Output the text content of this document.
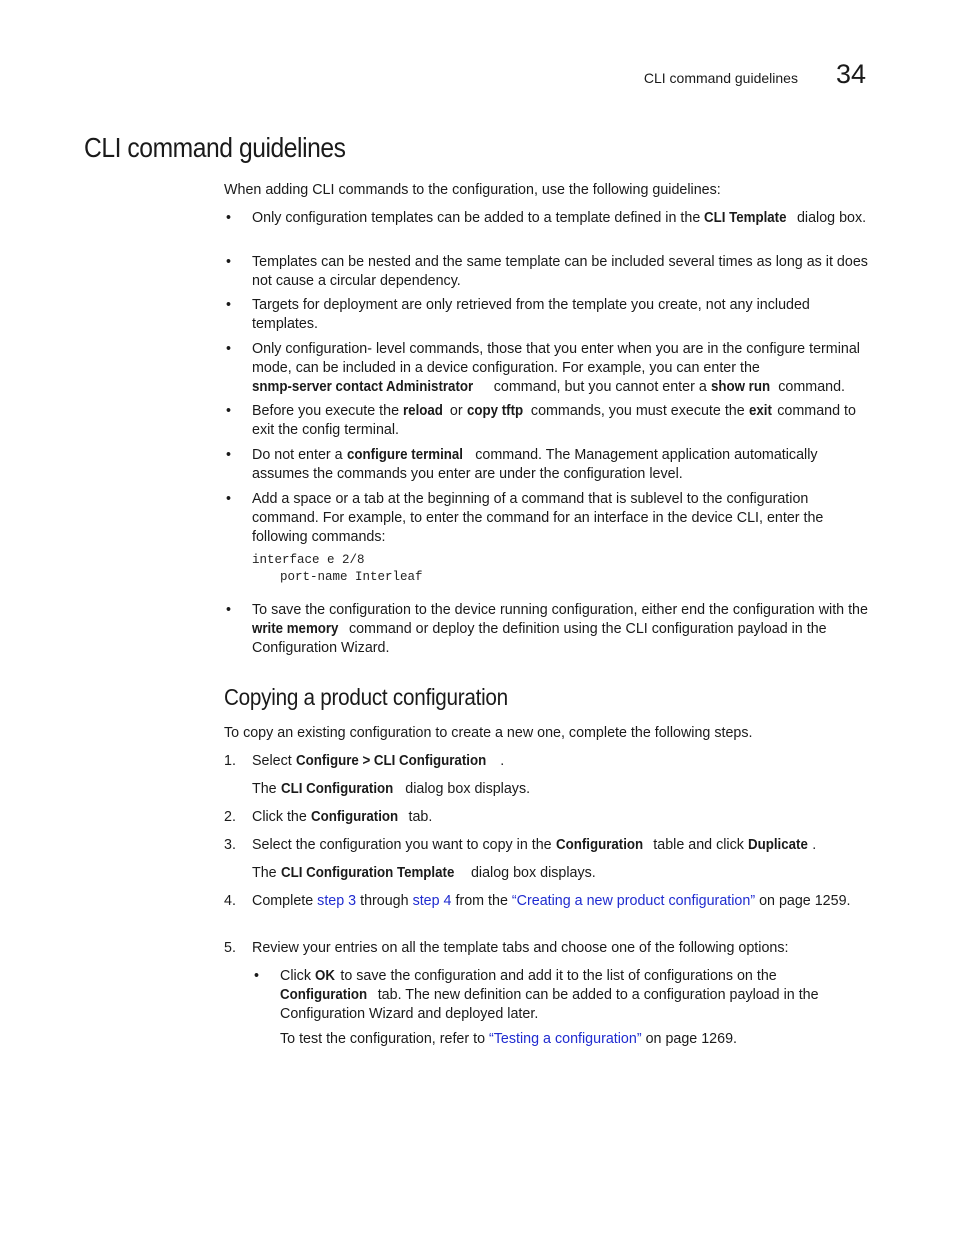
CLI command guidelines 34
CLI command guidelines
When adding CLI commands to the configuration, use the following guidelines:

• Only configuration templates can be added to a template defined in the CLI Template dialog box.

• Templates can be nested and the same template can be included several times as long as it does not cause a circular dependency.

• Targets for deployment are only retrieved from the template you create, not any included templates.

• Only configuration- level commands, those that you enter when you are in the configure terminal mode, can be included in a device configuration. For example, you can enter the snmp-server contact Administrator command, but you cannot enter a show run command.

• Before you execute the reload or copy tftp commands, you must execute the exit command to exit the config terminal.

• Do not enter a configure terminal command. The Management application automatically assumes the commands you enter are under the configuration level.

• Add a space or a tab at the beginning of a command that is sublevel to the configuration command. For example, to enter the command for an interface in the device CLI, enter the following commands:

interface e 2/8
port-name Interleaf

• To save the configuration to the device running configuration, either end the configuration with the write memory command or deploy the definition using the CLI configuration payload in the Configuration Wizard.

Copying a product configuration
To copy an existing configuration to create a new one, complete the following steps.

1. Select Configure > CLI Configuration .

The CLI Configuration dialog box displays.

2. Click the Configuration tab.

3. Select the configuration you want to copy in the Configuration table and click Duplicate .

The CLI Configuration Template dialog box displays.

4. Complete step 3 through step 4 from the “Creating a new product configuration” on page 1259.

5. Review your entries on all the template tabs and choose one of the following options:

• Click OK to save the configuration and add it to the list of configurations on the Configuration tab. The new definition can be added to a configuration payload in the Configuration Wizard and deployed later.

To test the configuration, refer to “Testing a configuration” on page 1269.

## [STATED PROBLEM]
Find the lines containing "guidelines" and list every one of them.

## [FINAL RESULT]
CLI command guidelines 34
CLI command guidelines
When adding CLI commands to the configuration, use the following guidelines:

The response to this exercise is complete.